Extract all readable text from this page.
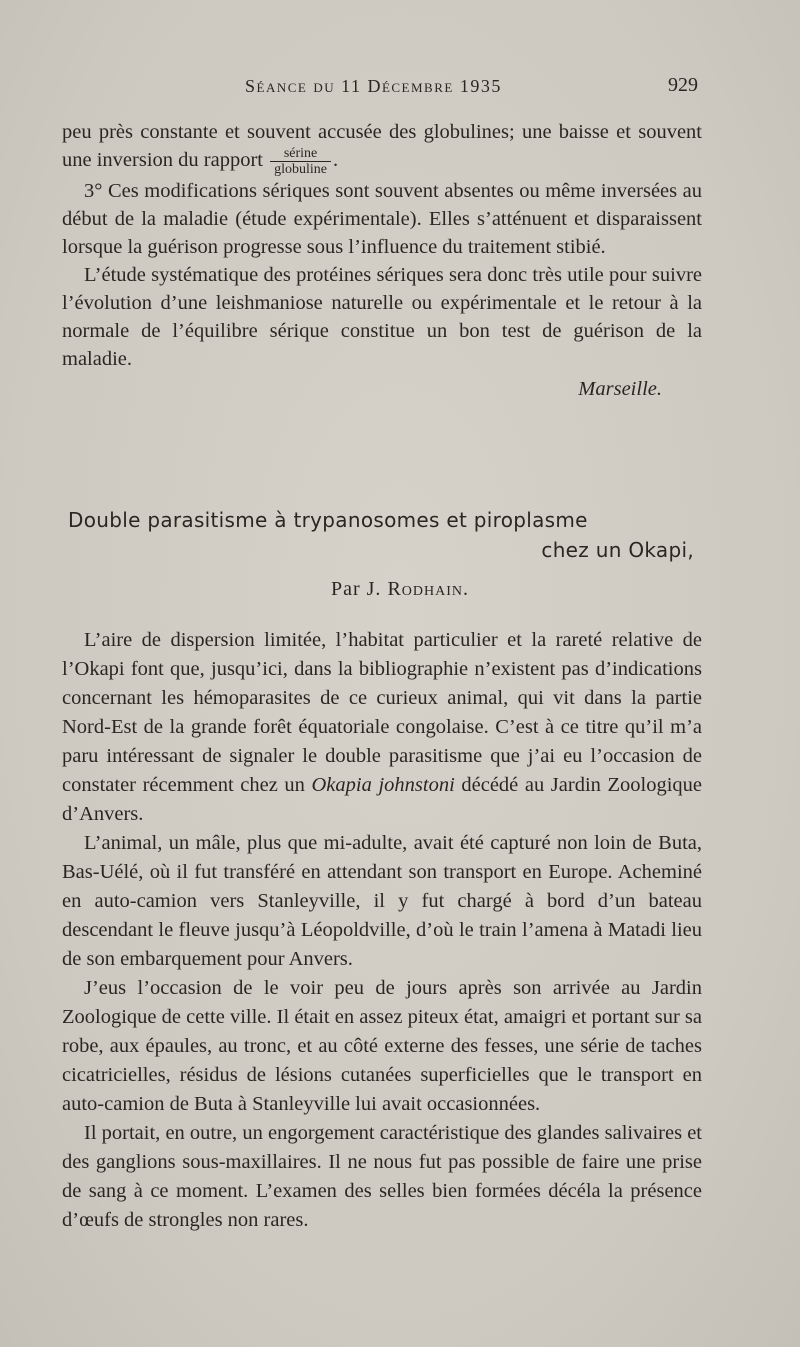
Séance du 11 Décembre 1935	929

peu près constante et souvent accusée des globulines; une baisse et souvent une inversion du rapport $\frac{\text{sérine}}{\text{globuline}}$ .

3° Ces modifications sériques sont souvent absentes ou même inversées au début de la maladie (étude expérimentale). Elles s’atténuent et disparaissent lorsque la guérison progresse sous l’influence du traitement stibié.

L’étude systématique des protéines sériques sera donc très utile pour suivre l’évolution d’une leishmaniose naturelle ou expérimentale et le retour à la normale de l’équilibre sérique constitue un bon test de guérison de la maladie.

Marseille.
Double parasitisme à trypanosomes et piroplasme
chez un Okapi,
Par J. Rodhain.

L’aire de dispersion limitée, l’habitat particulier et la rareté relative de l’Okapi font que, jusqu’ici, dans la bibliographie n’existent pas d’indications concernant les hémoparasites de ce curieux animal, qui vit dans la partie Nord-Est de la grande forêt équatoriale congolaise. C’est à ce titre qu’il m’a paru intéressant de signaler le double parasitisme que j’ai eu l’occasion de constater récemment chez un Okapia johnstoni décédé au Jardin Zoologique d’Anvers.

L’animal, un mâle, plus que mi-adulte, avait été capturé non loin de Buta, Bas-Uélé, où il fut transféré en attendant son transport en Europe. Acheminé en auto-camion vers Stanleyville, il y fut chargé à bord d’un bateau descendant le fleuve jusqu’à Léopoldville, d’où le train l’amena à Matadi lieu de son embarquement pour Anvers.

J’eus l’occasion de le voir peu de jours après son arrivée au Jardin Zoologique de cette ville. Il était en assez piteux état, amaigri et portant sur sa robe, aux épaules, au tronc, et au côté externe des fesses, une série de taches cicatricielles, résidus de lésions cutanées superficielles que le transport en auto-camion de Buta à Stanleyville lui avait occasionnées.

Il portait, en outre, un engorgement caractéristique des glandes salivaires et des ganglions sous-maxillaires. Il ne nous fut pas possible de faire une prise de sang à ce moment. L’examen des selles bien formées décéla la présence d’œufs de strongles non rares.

• • • • •

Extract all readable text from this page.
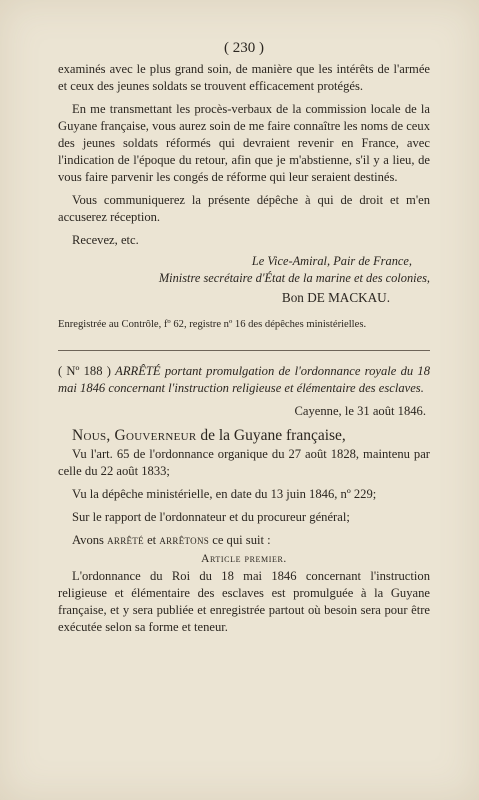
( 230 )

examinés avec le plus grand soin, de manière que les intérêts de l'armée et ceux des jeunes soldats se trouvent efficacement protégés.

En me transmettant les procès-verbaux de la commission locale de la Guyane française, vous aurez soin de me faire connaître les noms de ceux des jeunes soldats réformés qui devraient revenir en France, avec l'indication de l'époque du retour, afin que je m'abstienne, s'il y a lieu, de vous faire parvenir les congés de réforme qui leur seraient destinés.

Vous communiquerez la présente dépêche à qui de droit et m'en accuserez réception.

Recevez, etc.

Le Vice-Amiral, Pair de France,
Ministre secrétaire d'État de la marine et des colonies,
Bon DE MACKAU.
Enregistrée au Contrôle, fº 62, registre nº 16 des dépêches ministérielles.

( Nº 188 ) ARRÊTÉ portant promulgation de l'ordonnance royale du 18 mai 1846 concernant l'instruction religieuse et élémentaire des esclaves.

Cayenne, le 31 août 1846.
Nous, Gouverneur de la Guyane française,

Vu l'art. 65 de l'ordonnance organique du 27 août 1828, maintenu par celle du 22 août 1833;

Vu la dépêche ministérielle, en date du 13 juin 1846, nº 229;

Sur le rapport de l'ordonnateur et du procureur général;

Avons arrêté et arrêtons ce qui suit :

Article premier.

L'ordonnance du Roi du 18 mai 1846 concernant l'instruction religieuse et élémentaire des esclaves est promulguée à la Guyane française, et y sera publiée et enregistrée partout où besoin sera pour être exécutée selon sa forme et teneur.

• • • • •

§ **EXERCISE REQUIREMENTS**: Scan the material above. Extract every line in which the word "portant" occurs.

§ **SOLUTION BELOW**:
J’eus l’occasion de le voir peu de jours après son arrivée au Jardin Zoologique de cette ville. Il était en assez piteux état, amaigri et portant sur sa robe, aux épaules, au tronc, et au côté externe des fesses, une série de taches cicatricielles, résidus de lésions cutanées superficielles que le transport en auto-camion de Buta à Stanleyville lui avait occasionnées.
( Nº 188 ) ARRÊTÉ portant promulgation de l'ordonnance royale du 18 mai 1846 concernant l'instruction religieuse et élémentaire des esclaves.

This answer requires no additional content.